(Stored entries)
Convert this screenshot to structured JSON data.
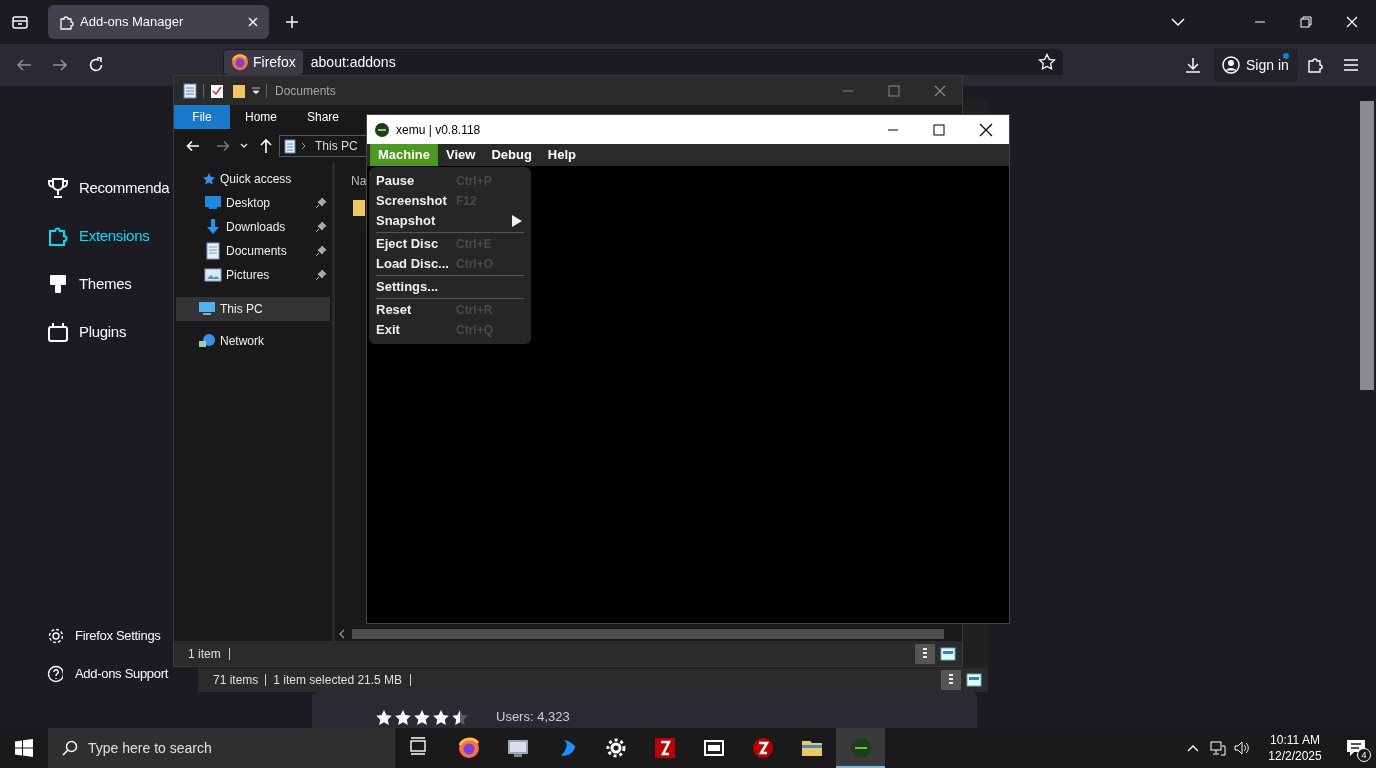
{
  "browser": {
    "tabs": [
      {
        "title": "Add-ons Manager",
        "selected": true
      }
    ],
    "identity": "Firefox",
    "url": "about:addons",
    "sign_in": "Sign in",
    "sign_in_badge": true
  },
  "addons_sidebar": {
    "categories": [
      {
        "label": "Recommenda",
        "selected": false
      },
      {
        "label": "Extensions",
        "selected": true
      },
      {
        "label": "Themes",
        "selected": false
      },
      {
        "label": "Plugins",
        "selected": false
      }
    ],
    "footer": [
      "Firefox Settings",
      "Add-ons Support"
    ]
  },
  "addon_card": {
    "stars": 4.5,
    "users": "Users: 4,323"
  },
  "explorer": {
    "title": "Documents",
    "ribbon_tabs": [
      {
        "label": "File",
        "selected": true
      },
      {
        "label": "Home",
        "selected": false
      },
      {
        "label": "Share",
        "selected": false
      }
    ],
    "breadcrumb": "This PC",
    "column_header": "Na",
    "nav": [
      {
        "label": "Quick access",
        "selected": false,
        "children": [
          {
            "label": "Desktop",
            "pinned": true
          },
          {
            "label": "Downloads",
            "pinned": true
          },
          {
            "label": "Documents",
            "pinned": true
          },
          {
            "label": "Pictures",
            "pinned": true
          }
        ]
      },
      {
        "label": "This PC",
        "selected": true
      },
      {
        "label": "Network",
        "selected": false
      }
    ],
    "status": "1 item"
  },
  "explorer_behind": {
    "status": [
      "71 items",
      "1 item selected  21.5 MB"
    ]
  },
  "xemu": {
    "title": "xemu | v0.8.118",
    "menus": [
      {
        "label": "Machine",
        "selected": true
      },
      {
        "label": "View",
        "selected": false
      },
      {
        "label": "Debug",
        "selected": false
      },
      {
        "label": "Help",
        "selected": false
      }
    ],
    "machine_menu": [
      {
        "kind": "item",
        "label": "Pause",
        "shortcut": "Ctrl+P"
      },
      {
        "kind": "item",
        "label": "Screenshot",
        "shortcut": "F12"
      },
      {
        "kind": "submenu",
        "label": "Snapshot"
      },
      {
        "kind": "separator"
      },
      {
        "kind": "item",
        "label": "Eject Disc",
        "shortcut": "Ctrl+E"
      },
      {
        "kind": "item",
        "label": "Load Disc...",
        "shortcut": "Ctrl+O"
      },
      {
        "kind": "separator"
      },
      {
        "kind": "item",
        "label": "Settings..."
      },
      {
        "kind": "separator"
      },
      {
        "kind": "item",
        "label": "Reset",
        "shortcut": "Ctrl+R"
      },
      {
        "kind": "item",
        "label": "Exit",
        "shortcut": "Ctrl+Q"
      }
    ]
  },
  "taskbar": {
    "search_placeholder": "Type here to search",
    "time": "10:11 AM",
    "date": "12/2/2025",
    "notifications": "4"
  }
}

#### [DIRECTION]
Repeat each record exactly, with the pictures left out.

#### [COMPLETED EXERCISE]
Convert this screenshot to structured JSON data.
{
  "browser": {
    "tabs": [
      {
        "title": "Add-ons Manager",
        "selected": true
      }
    ],
    "identity": "Firefox",
    "url": "about:addons",
    "sign_in": "Sign in",
    "sign_in_badge": true
  },
  "addons_sidebar": {
    "categories": [
      {
        "label": "Recommenda",
        "selected": false
      },
      {
        "label": "Extensions",
        "selected": true
      },
      {
        "label": "Themes",
        "selected": false
      },
      {
        "label": "Plugins",
        "selected": false
      }
    ],
    "footer": [
      "Firefox Settings",
      "Add-ons Support"
    ]
  },
  "addon_card": {
    "stars": 4.5,
    "users": "Users: 4,323"
  },
  "explorer": {
    "title": "Documents",
    "ribbon_tabs": [
      {
        "label": "File",
        "selected": true
      },
      {
        "label": "Home",
        "selected": false
      },
      {
        "label": "Share",
        "selected": false
      }
    ],
    "breadcrumb": "This PC",
    "column_header": "Na",
    "nav": [
      {
        "label": "Quick access",
        "selected": false,
        "children": [
          {
            "label": "Desktop",
            "pinned": true
          },
          {
            "label": "Downloads",
            "pinned": true
          },
          {
            "label": "Documents",
            "pinned": true
          },
          {
            "label": "Pictures",
            "pinned": true
          }
        ]
      },
      {
        "label": "This PC",
        "selected": true
      },
      {
        "label": "Network",
        "selected": false
      }
    ],
    "status": "1 item"
  },
  "explorer_behind": {
    "status": [
      "71 items",
      "1 item selected  21.5 MB"
    ]
  },
  "xemu": {
    "title": "xemu | v0.8.118",
    "menus": [
      {
        "label": "Machine",
        "selected": true
      },
      {
        "label": "View",
        "selected": false
      },
      {
        "label": "Debug",
        "selected": false
      },
      {
        "label": "Help",
        "selected": false
      }
    ],
    "machine_menu": [
      {
        "kind": "item",
        "label": "Pause",
        "shortcut": "Ctrl+P"
      },
      {
        "kind": "item",
        "label": "Screenshot",
        "shortcut": "F12"
      },
      {
        "kind": "submenu",
        "label": "Snapshot"
      },
      {
        "kind": "separator"
      },
      {
        "kind": "item",
        "label": "Eject Disc",
        "shortcut": "Ctrl+E"
      },
      {
        "kind": "item",
        "label": "Load Disc...",
        "shortcut": "Ctrl+O"
      },
      {
        "kind": "separator"
      },
      {
        "kind": "item",
        "label": "Settings..."
      },
      {
        "kind": "separator"
      },
      {
        "kind": "item",
        "label": "Reset",
        "shortcut": "Ctrl+R"
      },
      {
        "kind": "item",
        "label": "Exit",
        "shortcut": "Ctrl+Q"
      }
    ]
  },
  "taskbar": {
    "search_placeholder": "Type here to search",
    "time": "10:11 AM",
    "date": "12/2/2025",
    "notifications": "4"
  }
}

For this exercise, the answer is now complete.